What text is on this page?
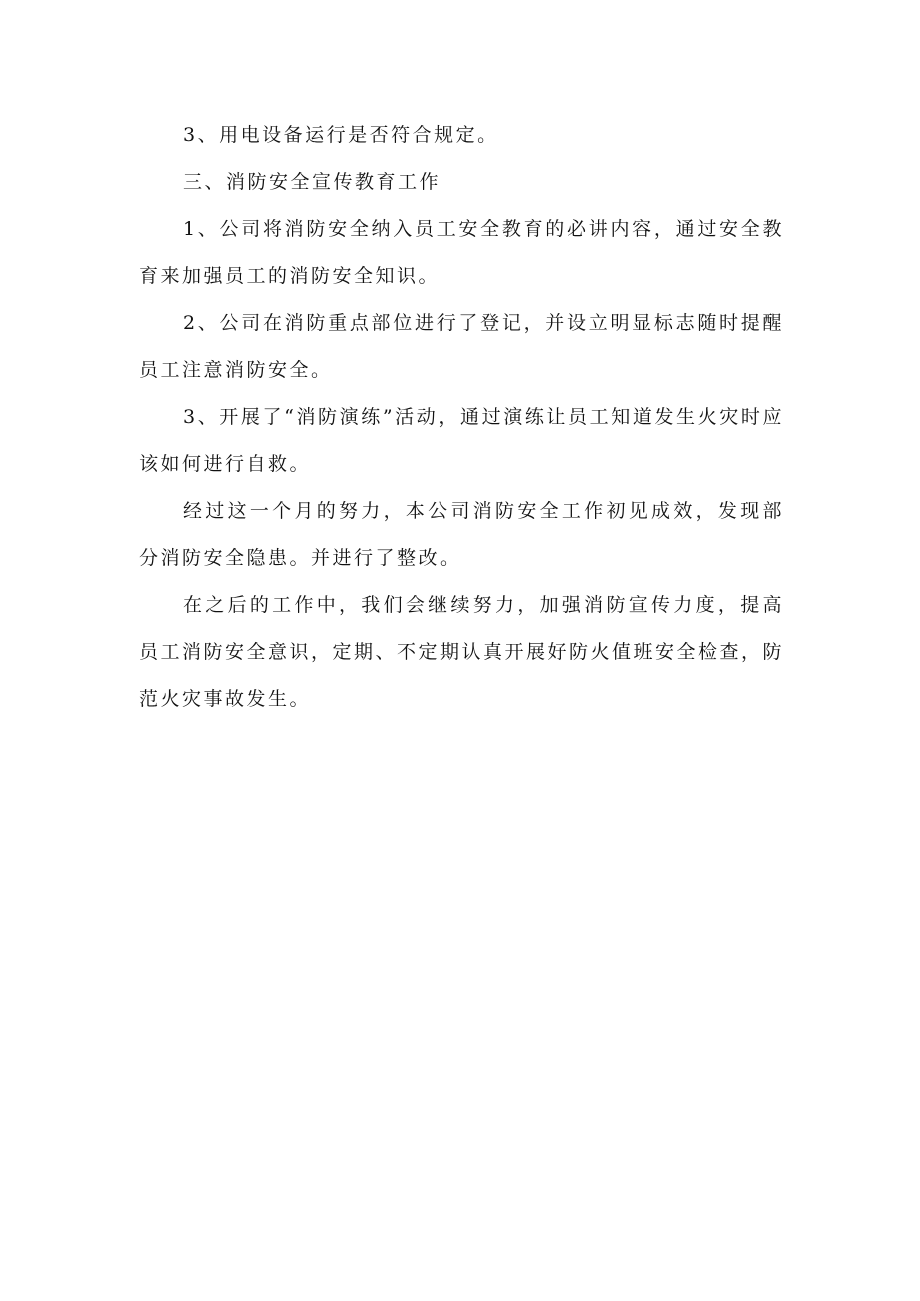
3、用电设备运行是否符合规定。

三、消防安全宣传教育工作

1、公司将消防安全纳入员工安全教育的必讲内容，通过安全教育来加强员工的消防安全知识。

2、公司在消防重点部位进行了登记，并设立明显标志随时提醒员工注意消防安全。

3、开展了“消防演练”活动，通过演练让员工知道发生火灾时应该如何进行自救。

经过这一个月的努力，本公司消防安全工作初见成效，发现部分消防安全隐患。并进行了整改。

在之后的工作中，我们会继续努力，加强消防宣传力度，提高员工消防安全意识，定期、不定期认真开展好防火值班安全检查，防范火灾事故发生。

AIM: Transcribe all entries above exactly. Drop the pictures.

RESULT BELOW:
What text is on this page?
3、用电设备运行是否符合规定。

三、消防安全宣传教育工作

1、公司将消防安全纳入员工安全教育的必讲内容，通过安全教育来加强员工的消防安全知识。

2、公司在消防重点部位进行了登记，并设立明显标志随时提醒员工注意消防安全。

3、开展了“消防演练”活动，通过演练让员工知道发生火灾时应该如何进行自救。

经过这一个月的努力，本公司消防安全工作初见成效，发现部分消防安全隐患。并进行了整改。

在之后的工作中，我们会继续努力，加强消防宣传力度，提高员工消防安全意识，定期、不定期认真开展好防火值班安全检查，防范火灾事故发生。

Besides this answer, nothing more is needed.